Extract all lines containing "watermark".

>> Start DATA FOR THIS TASK

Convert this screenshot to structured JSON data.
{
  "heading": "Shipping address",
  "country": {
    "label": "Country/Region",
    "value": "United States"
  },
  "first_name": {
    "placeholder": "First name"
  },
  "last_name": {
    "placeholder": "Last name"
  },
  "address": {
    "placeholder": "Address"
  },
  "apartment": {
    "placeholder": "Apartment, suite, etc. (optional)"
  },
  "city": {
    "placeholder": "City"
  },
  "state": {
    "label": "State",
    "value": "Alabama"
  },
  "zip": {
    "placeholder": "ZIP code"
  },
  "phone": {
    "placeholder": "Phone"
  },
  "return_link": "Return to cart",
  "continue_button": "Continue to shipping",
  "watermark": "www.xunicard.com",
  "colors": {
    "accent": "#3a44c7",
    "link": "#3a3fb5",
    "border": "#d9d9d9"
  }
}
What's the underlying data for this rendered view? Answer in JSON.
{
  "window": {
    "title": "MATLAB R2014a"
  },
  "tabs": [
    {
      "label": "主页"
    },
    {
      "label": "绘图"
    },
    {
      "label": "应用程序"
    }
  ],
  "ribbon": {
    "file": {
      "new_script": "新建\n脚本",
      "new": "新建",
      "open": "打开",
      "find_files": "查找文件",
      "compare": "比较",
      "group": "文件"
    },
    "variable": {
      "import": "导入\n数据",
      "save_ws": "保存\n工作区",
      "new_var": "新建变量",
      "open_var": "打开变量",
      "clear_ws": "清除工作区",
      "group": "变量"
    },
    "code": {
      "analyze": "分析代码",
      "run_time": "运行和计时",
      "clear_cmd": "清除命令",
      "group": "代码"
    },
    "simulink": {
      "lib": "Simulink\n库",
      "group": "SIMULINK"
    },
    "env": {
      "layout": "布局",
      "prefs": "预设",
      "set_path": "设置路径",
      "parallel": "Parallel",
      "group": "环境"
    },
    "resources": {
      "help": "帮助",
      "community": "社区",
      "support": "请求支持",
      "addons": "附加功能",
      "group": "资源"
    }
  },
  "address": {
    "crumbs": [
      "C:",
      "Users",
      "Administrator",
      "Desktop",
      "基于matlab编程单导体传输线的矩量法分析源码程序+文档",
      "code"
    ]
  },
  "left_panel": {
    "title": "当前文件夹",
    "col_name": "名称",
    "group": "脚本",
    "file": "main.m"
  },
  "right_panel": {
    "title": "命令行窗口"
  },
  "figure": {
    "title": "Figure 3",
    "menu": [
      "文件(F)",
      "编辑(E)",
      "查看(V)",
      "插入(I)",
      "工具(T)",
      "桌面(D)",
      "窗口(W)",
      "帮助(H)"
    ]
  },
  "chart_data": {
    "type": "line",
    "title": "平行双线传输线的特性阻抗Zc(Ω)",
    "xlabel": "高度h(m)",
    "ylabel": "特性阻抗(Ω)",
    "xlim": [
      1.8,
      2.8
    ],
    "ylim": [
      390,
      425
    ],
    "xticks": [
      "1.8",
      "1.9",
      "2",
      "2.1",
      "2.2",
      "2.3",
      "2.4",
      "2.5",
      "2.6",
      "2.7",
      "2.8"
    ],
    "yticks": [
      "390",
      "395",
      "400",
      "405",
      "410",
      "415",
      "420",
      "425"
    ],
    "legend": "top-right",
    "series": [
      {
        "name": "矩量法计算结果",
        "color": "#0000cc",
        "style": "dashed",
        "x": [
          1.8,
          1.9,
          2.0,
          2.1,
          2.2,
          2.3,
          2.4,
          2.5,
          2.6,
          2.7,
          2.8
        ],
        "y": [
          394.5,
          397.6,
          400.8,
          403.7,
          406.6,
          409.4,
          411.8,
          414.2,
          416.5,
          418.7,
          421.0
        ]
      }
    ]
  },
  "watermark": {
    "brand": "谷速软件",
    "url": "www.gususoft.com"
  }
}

>> End DATA FOR THIS TASK

**THE OUTPUT**
  "watermark": "www.xunicard.com",
  "watermark": {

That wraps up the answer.